#### [Texte]
>>>>
Notre manière de préparer des plats révèle la force de notre désir: c’est la thèse défendue par «La cuisine des amants», un petit ouvrage que l’on recommande, contrairement à «La cuisine des maris» paru dans la même collection.
Franck Spengler, éditeur spécialisé en littérature érotique et cuisinier talentueux, ne croit pas aux simples coïncidences de la langue française.
Si les mots «chère» et «chair» sont homonymes, c’est que la table et l’amour étaient faits pour se rencontrer, se compléter et, parfois, se sublimer l’un l’autre.
Prudent, il se garde cependant d’affirmer qu’il existerait une cuisine aphrodisiaque favorisant la relation amoureuse. «Le meilleur aphrodisiaque, c’est votre désir de l’autre», concède-t-il.
Cependant, notre manière de cuisiner révèle la force de notre désir. D’où le constat, pas vraiment subversif, qu’une femme jugera différemment un homme selon qu’il lui aura préparé des raviolis en boîte ou un faisan de champagne accompagné de girolles fraîches.
«Dis-moi ce que tu cuisines, je te dirai comment tu aimes» est l’un des adages préférés de Spengler, qui vient de publier «La cuisine des amants» aux éditions Librio. Pour quelques francs, voici 50 recettes qui devraient vous permettre de «marier avec succès tous les plaisirs».
Entrée en matière avec une présentation de quelques produits réputés aphrodisiaques. Poivre, piment, sarriette, coriandre et muscade auraient des propriétés excitantes et stimulantes alors que ginseng, huîtres, kiwi et avocat auraient des vertus tonifiantes.
Pas gourou, l’auteur nous met en garde: «Ne rêvez pas, ils ne produisent généralement un effet qu’après de longues périodes d’absorption, un peu à la manière de l’homéopathie.».Les recettes qu’il nous propose sont destinées à ouvrir l’appétit amoureux et doivent permettre de prendre le café dans l’endroit que l’on espérait atteindre…
Le cocktail donne le ton de la soirée. Vous avez le choix entre le Bloody Mary, le All Day Long, le vin d’amour, le câlin du Kentucky et d’autres recettes toutes simples à réaliser.
Passons aux entrées. J’ai sélectionné pour vous la salade de moules aux fines herbes, dont vous trouverez la recette ci-dessous. Cette salade nécessite une préparation assez longue, mais l’auteur garantit qu’elle est si exquise que votre partenaire en tombera à vos genoux.
Coquin, il a cru bon de préciser que les proportions indiquées sont destinées à deux personnes et que les amateurs de triolisme doivent se rappeler la règle de trois. Pour une partie carrée, il s’agit de multiplier par deux. Enfin, pour une orgie, il se dégage de toute responsabilité et intime l’ordre de se débrouiller sans lui.
<<<<
#### [Données fournies]
>>>>
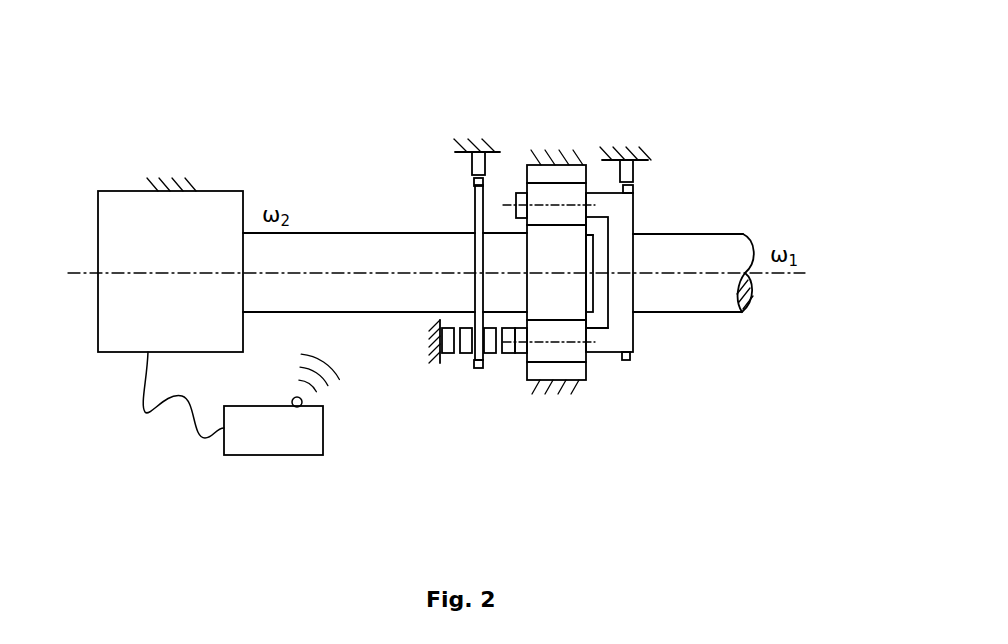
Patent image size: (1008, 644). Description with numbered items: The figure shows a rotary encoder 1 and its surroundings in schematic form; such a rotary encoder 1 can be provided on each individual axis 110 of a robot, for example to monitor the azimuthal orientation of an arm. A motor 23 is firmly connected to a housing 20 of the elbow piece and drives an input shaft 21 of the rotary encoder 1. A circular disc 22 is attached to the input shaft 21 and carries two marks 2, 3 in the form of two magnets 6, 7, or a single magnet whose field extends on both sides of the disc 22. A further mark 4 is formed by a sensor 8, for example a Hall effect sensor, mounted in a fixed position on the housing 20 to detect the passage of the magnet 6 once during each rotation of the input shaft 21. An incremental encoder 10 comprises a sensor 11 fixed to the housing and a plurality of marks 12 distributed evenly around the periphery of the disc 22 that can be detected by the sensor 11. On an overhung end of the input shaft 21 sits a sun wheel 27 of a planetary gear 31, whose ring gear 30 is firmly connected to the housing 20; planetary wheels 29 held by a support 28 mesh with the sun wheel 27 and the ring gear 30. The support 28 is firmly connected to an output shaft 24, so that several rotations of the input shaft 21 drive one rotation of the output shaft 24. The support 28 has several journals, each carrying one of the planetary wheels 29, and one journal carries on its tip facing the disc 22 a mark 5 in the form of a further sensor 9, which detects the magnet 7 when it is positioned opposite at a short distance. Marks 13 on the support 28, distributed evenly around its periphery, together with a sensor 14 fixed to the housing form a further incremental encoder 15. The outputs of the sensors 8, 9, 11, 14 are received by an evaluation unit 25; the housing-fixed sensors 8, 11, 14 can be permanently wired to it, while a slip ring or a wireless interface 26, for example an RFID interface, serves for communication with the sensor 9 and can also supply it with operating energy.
<<<<
#### [Exercice proposé A]
Dans l'article sur «La cuisine des amants», chez quel éditeur Franck Spengler publie-t-il ce livre ?
#### [Exercice proposé B]
Traduisez en anglais cette phrase de l'article sur «La cuisine des amants» : «Le cocktail donne le ton de la soirée.»
#### [Exercice proposé C]
Poursuivez l'article sur «La cuisine des amants» après sa dernière phrase.
Les données n'ont aucun rapport avec l'article sur «La cuisine des amants».

#### [Résultat obtenu A]
Aux éditions Librio.

#### [Résultat obtenu B]
The cocktail sets the tone for the evening.

#### [Résultat obtenu C]
Les plats et desserts présentés dans «La cuisine des amants» nous mettent tous l’eau à la bouche, ce qui n’est pas le cas des recettes présentées par «La cuisine des maris», un ouvrage paru dans la même collection.
Ce livre-là ressemblerait plutôt à une incitation à l’adultère pour toute femme mariée.
On n’y trouve nulle trace d’aphrodisiaques, mais de l’épate pour «une meute de copains assoiffés par une soirée de foot à la télé» ou «des amis dont on avait totalement oublié qu’on les avait invités».
Son auteur, Gilles Perez, macho non déguisé, estime qu’il est temps pour les maris de reprendre possession de la cuisine. Et l’affreux poursuit: «Ce livre n’est pas seulement un recueil classique de recettes culinaires. Il se veut un manifeste pour redonner à l’homme toute sa place dans la cuisine, dans la maison et dans la société. Hissez haut les drapeaux, nous revoilà!»
Cramponnez-vous, ce n’est pas fini: «Ainsi redevenu le maître de maison, il vous sera plus facile de proposer (à votre femme) une sortie entre copines pour recevoir mercredi soir prochain vos amis autour d’une belle bouteille et d’un petit gueuleton, en ponctuant de vos beuglements la finale de la Coupe d’Europe de football.» Autant dire qu’il jette madame dans les bras de son amant!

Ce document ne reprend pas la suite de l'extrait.